**EXERCISE REQUIREMENTS:** Output the records exactly. Include every line.

Saved entries:

>>

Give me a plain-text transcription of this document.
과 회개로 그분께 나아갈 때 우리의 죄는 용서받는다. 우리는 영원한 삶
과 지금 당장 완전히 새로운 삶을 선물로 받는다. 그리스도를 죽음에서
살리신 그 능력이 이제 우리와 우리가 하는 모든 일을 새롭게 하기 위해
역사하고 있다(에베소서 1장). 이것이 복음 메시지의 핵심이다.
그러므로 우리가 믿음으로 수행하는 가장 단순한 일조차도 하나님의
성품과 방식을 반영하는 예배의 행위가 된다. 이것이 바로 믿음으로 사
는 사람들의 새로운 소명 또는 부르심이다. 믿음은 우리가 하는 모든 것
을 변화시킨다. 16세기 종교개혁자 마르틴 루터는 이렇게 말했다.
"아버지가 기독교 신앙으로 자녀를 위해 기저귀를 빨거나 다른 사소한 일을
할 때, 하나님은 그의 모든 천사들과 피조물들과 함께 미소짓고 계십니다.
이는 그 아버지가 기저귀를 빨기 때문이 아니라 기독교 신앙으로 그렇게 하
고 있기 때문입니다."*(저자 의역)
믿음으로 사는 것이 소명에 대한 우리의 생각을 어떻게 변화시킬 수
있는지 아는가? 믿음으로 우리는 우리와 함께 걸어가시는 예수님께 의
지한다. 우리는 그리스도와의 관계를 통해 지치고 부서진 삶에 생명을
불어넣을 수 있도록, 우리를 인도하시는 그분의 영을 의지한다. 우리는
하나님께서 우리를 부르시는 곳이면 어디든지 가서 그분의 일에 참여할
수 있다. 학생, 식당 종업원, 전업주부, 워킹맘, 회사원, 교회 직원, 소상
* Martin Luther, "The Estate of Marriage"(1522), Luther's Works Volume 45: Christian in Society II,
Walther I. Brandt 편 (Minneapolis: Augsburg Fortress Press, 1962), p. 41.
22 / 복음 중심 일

<<

**EXPECTED ANSWER:**
Give me a plain-text transcription of this document.
과 회개로 그분께 나아갈 때 우리의 죄는 용서받는다. 우리는 영원한 삶
과 지금 당장 완전히 새로운 삶을 선물로 받는다. 그리스도를 죽음에서
살리신 그 능력이 이제 우리와 우리가 하는 모든 일을 새롭게 하기 위해
역사하고 있다(에베소서 1장). 이것이 복음 메시지의 핵심이다.
그러므로 우리가 믿음으로 수행하는 가장 단순한 일조차도 하나님의
성품과 방식을 반영하는 예배의 행위가 된다. 이것이 바로 믿음으로 사
는 사람들의 새로운 소명 또는 부르심이다. 믿음은 우리가 하는 모든 것
을 변화시킨다. 16세기 종교개혁자 마르틴 루터는 이렇게 말했다.
"아버지가 기독교 신앙으로 자녀를 위해 기저귀를 빨거나 다른 사소한 일을
할 때, 하나님은 그의 모든 천사들과 피조물들과 함께 미소짓고 계십니다.
이는 그 아버지가 기저귀를 빨기 때문이 아니라 기독교 신앙으로 그렇게 하
고 있기 때문입니다."*(저자 의역)
믿음으로 사는 것이 소명에 대한 우리의 생각을 어떻게 변화시킬 수
있는지 아는가? 믿음으로 우리는 우리와 함께 걸어가시는 예수님께 의
지한다. 우리는 그리스도와의 관계를 통해 지치고 부서진 삶에 생명을
불어넣을 수 있도록, 우리를 인도하시는 그분의 영을 의지한다. 우리는
하나님께서 우리를 부르시는 곳이면 어디든지 가서 그분의 일에 참여할
수 있다. 학생, 식당 종업원, 전업주부, 워킹맘, 회사원, 교회 직원, 소상
* Martin Luther, "The Estate of Marriage"(1522), Luther's Works Volume 45: Christian in Society II,
Walther I. Brandt 편 (Minneapolis: Augsburg Fortress Press, 1962), p. 41.
22 / 복음 중심 일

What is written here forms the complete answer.